* **Work to be completed**
Set out each line from the following listing that includes the word "text".

--- start ---

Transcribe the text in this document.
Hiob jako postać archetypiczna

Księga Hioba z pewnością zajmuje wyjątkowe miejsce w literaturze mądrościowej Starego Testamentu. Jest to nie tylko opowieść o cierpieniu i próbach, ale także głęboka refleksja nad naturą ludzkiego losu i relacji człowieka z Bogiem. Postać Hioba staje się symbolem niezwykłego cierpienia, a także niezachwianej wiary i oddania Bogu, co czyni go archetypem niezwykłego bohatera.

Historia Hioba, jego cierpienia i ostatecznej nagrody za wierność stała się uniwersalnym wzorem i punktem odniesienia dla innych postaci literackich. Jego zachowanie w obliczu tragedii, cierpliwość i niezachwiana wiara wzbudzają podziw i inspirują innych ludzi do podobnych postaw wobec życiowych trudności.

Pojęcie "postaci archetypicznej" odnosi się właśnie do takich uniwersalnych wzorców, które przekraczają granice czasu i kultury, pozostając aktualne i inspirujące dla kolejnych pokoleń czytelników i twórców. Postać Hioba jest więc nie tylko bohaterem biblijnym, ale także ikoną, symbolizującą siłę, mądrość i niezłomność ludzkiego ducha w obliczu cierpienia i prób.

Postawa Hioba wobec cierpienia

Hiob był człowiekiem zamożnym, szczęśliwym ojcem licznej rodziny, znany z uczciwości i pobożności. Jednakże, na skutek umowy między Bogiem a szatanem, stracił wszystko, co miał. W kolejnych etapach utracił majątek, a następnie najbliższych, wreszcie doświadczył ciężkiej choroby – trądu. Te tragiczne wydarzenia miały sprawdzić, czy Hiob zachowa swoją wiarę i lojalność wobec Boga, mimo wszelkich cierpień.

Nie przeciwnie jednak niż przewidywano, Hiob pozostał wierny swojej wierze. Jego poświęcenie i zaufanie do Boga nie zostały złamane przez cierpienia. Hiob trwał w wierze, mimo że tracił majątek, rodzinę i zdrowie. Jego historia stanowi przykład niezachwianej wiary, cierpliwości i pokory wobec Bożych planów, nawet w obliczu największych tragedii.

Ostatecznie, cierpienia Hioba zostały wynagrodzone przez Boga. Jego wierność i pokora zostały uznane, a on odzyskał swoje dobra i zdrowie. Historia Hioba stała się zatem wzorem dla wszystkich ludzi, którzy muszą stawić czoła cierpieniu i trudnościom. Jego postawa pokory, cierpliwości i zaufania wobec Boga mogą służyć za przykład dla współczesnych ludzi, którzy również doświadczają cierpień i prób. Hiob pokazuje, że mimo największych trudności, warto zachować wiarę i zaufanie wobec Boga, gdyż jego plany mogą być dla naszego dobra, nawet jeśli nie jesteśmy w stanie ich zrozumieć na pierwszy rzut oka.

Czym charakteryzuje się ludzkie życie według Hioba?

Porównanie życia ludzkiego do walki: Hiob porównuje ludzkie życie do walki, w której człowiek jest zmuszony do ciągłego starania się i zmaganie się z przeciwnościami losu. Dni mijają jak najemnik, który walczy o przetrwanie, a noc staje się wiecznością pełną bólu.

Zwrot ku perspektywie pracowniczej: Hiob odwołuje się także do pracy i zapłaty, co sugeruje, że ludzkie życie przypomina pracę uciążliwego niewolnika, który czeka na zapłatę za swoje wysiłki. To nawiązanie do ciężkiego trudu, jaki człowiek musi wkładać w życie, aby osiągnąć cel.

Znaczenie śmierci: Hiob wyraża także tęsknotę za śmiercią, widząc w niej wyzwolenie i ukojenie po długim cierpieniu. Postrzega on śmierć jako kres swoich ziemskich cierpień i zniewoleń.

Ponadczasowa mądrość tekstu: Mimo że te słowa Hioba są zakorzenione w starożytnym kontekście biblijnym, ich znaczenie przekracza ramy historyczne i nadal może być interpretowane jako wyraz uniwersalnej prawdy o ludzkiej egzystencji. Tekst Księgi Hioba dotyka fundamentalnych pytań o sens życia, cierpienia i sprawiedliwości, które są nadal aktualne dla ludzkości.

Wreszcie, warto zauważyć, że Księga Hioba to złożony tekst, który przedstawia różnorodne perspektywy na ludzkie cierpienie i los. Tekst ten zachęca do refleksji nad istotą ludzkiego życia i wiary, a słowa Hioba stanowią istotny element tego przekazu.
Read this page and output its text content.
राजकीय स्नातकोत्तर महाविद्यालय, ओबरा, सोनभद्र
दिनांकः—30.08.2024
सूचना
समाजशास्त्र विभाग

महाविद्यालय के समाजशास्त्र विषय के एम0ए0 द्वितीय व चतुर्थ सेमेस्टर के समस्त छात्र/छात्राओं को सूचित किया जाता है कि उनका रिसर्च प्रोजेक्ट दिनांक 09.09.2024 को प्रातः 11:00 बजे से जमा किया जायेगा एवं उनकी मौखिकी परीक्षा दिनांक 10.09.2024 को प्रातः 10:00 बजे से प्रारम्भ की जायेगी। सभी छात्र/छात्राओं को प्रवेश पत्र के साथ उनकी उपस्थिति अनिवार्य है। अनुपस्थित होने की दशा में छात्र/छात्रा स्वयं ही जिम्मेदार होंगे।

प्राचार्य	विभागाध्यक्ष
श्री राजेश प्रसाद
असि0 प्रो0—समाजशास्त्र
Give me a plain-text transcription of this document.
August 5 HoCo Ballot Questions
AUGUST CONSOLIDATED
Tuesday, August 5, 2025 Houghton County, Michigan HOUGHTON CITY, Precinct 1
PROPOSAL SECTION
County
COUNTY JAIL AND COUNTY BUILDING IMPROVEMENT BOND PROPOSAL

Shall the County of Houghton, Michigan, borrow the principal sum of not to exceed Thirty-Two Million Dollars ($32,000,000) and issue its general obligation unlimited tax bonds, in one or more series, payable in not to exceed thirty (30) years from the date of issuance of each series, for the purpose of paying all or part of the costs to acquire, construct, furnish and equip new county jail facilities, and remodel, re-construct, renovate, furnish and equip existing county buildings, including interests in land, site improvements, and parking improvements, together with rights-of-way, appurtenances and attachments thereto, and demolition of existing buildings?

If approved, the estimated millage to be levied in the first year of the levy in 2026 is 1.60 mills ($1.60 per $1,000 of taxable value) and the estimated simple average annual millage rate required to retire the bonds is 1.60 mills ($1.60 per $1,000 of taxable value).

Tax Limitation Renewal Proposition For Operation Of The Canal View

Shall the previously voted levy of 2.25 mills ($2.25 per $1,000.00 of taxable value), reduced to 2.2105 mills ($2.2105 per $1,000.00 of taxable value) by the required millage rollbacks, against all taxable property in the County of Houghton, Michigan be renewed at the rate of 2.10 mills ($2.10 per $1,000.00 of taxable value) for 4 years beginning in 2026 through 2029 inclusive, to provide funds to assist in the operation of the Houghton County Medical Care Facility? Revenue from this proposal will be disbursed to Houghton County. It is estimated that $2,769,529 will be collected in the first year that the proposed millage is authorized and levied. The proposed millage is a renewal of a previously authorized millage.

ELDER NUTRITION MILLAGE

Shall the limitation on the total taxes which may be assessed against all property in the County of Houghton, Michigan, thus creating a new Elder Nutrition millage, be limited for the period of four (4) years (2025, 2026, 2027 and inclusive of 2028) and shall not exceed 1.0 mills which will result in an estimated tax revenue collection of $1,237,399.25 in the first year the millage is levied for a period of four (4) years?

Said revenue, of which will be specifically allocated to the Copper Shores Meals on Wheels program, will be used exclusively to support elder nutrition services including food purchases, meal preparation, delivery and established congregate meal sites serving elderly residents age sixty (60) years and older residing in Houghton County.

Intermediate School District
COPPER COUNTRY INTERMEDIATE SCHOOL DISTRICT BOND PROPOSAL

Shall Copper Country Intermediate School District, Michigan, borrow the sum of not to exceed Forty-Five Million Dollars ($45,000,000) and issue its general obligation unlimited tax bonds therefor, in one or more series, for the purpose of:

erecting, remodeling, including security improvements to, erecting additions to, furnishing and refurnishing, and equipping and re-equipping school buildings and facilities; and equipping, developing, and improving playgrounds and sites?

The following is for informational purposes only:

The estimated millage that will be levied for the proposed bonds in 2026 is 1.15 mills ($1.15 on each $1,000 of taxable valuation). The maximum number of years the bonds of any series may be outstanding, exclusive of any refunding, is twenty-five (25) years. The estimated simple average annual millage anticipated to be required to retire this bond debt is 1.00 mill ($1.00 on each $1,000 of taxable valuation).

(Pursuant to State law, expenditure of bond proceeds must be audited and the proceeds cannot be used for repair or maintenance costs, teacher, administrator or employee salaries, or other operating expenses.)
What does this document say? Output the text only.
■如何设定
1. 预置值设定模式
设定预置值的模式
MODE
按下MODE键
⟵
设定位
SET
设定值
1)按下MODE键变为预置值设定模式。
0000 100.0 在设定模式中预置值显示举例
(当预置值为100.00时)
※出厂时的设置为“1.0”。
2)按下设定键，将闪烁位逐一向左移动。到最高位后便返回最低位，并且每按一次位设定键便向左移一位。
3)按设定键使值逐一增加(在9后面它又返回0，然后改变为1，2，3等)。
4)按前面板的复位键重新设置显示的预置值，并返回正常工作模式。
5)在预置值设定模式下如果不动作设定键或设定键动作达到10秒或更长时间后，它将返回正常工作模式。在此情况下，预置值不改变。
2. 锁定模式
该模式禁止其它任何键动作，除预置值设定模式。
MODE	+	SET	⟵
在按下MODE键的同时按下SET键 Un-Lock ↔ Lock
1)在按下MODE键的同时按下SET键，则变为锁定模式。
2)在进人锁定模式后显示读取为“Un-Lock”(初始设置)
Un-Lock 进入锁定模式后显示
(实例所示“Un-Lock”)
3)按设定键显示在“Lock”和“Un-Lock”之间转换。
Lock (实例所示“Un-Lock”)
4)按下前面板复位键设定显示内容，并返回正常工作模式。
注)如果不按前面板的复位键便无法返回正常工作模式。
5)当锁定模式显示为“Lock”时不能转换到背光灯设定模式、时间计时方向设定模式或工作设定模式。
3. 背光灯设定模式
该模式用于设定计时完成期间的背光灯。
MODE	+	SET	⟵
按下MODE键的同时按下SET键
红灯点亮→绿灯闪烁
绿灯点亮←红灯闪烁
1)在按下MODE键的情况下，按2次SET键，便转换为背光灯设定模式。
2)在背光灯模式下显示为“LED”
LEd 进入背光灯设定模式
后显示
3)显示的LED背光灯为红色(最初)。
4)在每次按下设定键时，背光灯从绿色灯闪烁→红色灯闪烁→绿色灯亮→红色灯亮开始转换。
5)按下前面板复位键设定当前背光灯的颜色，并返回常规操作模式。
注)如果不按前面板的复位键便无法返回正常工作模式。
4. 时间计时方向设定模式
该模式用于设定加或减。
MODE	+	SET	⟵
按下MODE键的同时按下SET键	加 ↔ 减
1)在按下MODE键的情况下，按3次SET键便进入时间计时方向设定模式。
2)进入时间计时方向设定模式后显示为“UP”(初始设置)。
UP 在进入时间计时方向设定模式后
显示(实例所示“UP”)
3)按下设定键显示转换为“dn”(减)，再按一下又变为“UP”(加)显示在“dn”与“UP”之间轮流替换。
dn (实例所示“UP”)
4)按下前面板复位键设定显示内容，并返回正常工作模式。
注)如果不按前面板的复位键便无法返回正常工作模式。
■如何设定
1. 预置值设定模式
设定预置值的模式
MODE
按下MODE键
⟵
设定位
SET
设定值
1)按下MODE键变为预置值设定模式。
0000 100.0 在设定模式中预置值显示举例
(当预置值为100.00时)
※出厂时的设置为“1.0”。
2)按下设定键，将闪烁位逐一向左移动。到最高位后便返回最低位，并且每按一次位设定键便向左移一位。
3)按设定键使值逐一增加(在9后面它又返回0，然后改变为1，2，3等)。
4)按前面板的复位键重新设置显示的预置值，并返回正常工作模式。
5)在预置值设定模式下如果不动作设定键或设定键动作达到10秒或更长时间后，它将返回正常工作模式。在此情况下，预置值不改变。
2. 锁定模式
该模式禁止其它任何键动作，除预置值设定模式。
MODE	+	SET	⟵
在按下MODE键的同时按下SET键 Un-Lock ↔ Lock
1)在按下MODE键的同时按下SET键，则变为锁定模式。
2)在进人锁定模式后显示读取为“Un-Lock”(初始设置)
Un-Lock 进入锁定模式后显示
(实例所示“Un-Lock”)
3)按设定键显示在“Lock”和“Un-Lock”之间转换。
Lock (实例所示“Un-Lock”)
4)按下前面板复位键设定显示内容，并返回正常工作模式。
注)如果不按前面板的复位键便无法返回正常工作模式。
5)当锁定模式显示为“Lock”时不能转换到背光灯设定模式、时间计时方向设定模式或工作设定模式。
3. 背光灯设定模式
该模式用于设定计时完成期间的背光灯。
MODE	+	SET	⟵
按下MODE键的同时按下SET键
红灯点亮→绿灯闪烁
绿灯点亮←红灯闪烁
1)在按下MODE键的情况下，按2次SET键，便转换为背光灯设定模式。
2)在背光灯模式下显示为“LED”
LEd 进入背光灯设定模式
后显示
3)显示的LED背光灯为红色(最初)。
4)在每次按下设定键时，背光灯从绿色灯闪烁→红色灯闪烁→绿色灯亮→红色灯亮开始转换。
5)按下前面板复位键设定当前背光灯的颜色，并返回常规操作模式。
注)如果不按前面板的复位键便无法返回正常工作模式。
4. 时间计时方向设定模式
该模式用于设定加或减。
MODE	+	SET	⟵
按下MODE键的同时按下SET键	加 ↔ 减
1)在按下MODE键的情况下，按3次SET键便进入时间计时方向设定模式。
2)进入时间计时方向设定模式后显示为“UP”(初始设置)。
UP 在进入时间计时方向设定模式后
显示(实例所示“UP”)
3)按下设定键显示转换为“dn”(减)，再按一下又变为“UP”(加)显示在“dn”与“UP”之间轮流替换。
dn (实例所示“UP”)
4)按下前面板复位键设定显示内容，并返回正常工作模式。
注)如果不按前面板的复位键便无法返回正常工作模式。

--- end ---

* **Result of the task**
Transcribe the text in this document.
Read this page and output its text content.
Give me a plain-text transcription of this document.
What does this document say? Output the text only.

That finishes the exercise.